**What the exercise asks**
How many lines in the entries below include the string "name"? Answer with the number only.

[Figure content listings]
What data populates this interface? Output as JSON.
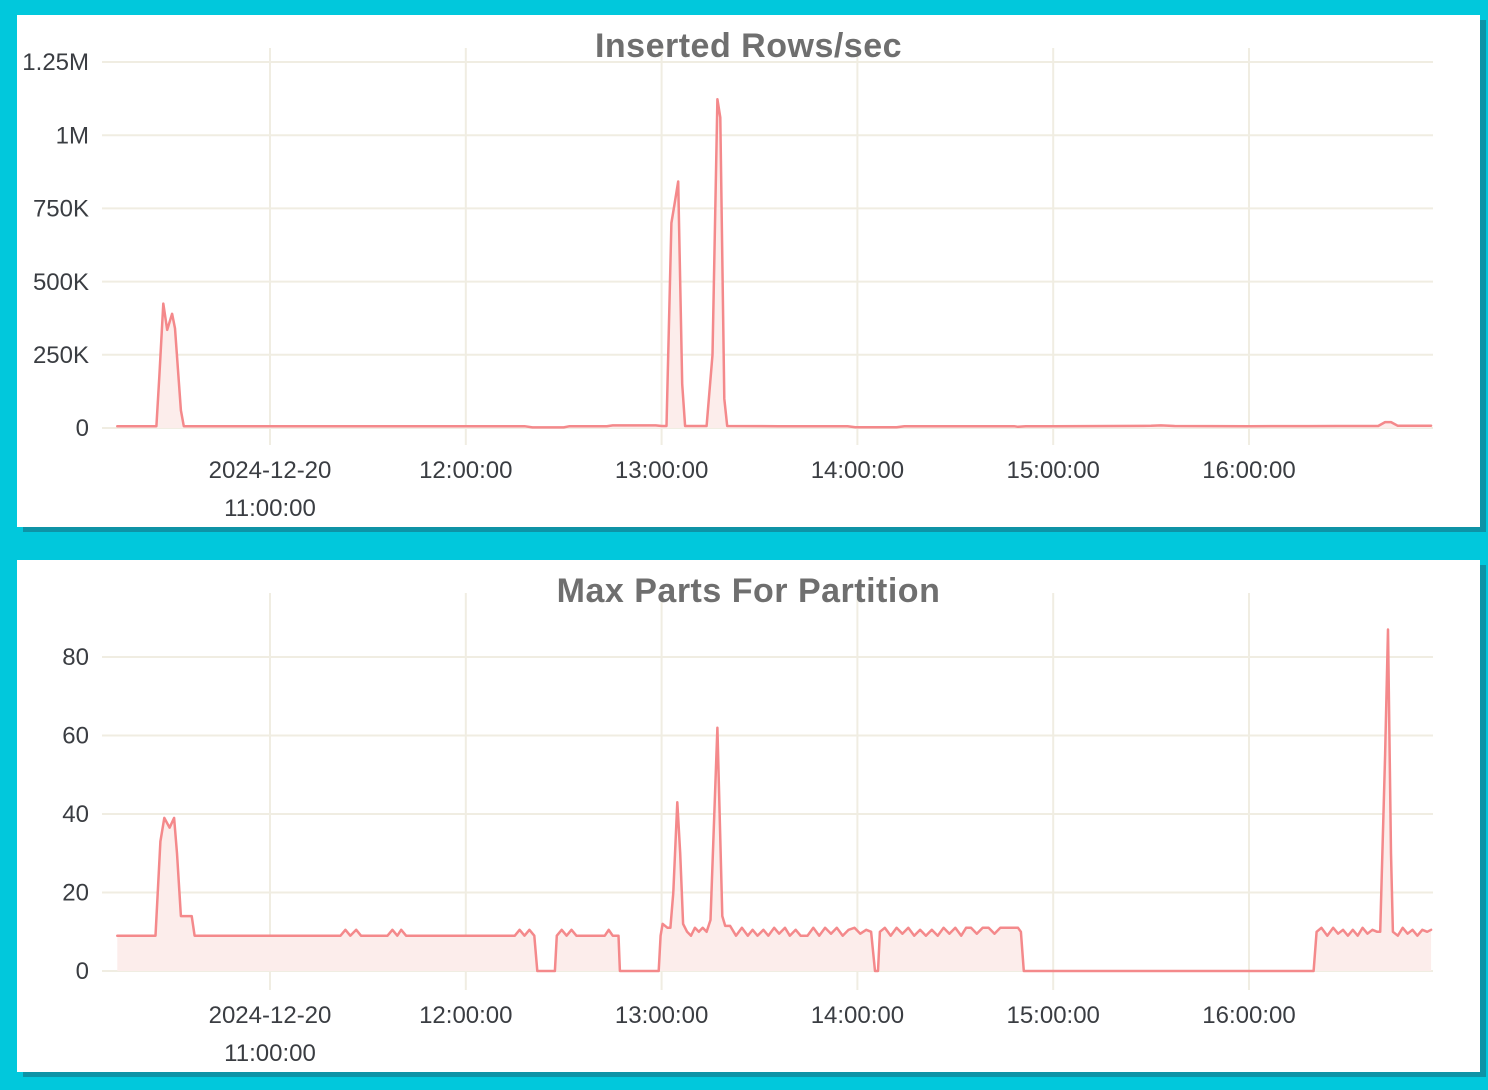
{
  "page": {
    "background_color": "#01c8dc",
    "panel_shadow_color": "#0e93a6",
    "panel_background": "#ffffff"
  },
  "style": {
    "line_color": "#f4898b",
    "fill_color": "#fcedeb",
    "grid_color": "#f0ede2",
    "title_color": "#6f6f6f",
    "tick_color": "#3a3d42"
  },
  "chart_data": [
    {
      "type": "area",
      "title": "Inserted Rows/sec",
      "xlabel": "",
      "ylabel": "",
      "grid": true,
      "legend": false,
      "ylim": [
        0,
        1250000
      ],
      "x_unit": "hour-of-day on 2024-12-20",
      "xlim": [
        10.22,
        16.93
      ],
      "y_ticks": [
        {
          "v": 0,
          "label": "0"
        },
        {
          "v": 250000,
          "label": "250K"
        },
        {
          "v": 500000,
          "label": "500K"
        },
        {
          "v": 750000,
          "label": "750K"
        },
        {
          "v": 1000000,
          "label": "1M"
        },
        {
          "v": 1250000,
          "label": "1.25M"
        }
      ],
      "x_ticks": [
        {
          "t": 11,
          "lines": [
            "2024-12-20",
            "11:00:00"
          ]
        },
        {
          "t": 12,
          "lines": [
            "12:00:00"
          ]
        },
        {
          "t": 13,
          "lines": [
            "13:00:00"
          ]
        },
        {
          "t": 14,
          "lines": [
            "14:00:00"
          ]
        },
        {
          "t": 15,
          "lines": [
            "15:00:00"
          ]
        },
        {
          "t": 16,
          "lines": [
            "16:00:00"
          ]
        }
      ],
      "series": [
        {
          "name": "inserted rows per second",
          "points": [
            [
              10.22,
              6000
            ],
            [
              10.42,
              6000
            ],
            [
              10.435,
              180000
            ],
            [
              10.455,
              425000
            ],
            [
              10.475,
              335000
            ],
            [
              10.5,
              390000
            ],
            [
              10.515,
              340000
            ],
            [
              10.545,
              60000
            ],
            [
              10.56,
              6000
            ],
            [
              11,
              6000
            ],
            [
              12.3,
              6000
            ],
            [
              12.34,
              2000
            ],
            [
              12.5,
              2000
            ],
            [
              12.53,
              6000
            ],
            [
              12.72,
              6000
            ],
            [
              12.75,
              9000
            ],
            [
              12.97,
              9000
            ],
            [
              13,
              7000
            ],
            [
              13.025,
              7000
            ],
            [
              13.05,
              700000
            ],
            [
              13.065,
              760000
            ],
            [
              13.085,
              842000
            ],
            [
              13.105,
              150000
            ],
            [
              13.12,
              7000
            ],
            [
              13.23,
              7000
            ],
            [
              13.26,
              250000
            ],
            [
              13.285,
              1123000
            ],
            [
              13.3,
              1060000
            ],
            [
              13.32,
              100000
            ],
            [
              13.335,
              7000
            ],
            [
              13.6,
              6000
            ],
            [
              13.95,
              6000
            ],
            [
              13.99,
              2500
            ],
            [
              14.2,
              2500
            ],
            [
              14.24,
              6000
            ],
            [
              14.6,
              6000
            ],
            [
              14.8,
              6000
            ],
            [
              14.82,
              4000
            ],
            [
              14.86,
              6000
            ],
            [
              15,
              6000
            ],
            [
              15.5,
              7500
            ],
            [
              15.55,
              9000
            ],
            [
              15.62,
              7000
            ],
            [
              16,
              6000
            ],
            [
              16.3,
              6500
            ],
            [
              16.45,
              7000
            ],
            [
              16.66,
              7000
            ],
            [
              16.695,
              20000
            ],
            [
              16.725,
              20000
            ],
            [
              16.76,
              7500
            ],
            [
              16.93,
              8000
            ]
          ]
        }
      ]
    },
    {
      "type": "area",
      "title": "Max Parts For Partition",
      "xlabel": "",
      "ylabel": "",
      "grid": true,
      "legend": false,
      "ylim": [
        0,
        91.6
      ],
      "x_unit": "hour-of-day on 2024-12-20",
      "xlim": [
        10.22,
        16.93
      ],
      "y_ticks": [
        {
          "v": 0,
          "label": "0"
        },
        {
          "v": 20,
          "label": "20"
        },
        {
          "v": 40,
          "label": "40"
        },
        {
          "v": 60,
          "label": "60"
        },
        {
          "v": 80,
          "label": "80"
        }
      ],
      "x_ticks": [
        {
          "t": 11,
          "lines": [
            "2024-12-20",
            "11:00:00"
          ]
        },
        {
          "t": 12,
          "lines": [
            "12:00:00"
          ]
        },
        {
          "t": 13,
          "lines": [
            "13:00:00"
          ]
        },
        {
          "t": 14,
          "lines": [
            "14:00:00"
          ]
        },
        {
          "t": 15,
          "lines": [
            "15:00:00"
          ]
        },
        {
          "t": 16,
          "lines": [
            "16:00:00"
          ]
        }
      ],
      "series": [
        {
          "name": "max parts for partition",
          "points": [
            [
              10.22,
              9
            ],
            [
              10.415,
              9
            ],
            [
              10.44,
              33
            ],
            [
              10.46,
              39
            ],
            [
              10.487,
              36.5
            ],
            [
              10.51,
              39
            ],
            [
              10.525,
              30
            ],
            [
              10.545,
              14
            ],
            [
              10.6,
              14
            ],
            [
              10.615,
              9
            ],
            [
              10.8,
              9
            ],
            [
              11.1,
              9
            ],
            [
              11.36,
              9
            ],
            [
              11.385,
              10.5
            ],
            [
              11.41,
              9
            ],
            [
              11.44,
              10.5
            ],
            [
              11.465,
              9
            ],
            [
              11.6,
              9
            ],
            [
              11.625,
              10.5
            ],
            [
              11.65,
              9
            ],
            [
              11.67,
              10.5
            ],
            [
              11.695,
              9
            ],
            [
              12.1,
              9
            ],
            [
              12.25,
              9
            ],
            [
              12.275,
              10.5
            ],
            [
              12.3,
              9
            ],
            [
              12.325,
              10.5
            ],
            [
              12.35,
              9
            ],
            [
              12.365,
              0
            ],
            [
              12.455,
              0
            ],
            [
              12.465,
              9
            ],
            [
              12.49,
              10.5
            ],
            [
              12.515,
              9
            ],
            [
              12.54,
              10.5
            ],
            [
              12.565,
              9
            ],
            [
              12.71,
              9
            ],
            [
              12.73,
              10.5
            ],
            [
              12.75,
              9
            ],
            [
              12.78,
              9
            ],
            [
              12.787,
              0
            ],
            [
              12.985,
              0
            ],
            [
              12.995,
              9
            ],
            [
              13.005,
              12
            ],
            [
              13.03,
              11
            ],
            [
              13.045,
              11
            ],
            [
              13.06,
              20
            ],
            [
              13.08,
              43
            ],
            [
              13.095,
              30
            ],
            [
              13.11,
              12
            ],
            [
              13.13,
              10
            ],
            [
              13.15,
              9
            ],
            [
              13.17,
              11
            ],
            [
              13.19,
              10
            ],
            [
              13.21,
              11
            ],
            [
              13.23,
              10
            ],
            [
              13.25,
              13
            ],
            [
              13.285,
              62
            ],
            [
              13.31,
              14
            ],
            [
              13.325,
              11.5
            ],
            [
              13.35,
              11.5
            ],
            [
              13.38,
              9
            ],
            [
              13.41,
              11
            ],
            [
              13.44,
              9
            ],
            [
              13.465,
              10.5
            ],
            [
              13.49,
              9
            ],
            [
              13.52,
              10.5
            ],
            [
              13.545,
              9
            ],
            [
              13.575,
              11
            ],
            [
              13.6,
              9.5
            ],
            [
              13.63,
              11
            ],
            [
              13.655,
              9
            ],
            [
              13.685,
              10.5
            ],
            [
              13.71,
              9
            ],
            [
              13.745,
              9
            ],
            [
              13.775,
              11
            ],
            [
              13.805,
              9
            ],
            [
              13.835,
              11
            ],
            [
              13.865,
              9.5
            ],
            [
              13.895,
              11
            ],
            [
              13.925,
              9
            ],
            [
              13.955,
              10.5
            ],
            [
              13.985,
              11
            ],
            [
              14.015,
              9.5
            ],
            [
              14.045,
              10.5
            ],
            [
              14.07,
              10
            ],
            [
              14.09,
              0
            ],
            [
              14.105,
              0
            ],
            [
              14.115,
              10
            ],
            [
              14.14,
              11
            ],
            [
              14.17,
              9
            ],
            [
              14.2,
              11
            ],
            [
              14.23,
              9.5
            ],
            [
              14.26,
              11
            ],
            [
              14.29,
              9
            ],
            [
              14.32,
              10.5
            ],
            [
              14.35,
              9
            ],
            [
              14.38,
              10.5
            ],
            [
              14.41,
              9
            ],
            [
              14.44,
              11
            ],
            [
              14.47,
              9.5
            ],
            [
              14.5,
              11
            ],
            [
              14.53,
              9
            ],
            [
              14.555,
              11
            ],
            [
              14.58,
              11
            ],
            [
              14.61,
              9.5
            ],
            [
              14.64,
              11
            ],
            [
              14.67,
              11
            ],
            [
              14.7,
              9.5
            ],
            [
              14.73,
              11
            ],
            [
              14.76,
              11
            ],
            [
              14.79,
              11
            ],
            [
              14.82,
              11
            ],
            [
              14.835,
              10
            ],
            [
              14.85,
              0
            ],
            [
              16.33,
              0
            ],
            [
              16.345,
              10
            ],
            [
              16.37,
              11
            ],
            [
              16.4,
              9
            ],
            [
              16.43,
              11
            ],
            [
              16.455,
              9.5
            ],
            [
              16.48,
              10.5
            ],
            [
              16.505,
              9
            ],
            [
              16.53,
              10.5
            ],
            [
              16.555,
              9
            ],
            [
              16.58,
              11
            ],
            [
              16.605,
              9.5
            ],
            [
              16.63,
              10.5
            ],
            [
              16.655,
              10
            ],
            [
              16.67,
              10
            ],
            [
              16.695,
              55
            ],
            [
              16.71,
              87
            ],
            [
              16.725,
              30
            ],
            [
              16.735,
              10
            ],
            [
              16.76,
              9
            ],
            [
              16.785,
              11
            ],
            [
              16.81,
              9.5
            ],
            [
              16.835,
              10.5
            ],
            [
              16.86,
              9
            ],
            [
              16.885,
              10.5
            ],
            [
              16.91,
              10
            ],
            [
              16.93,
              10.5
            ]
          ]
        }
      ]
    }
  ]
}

**The result**
2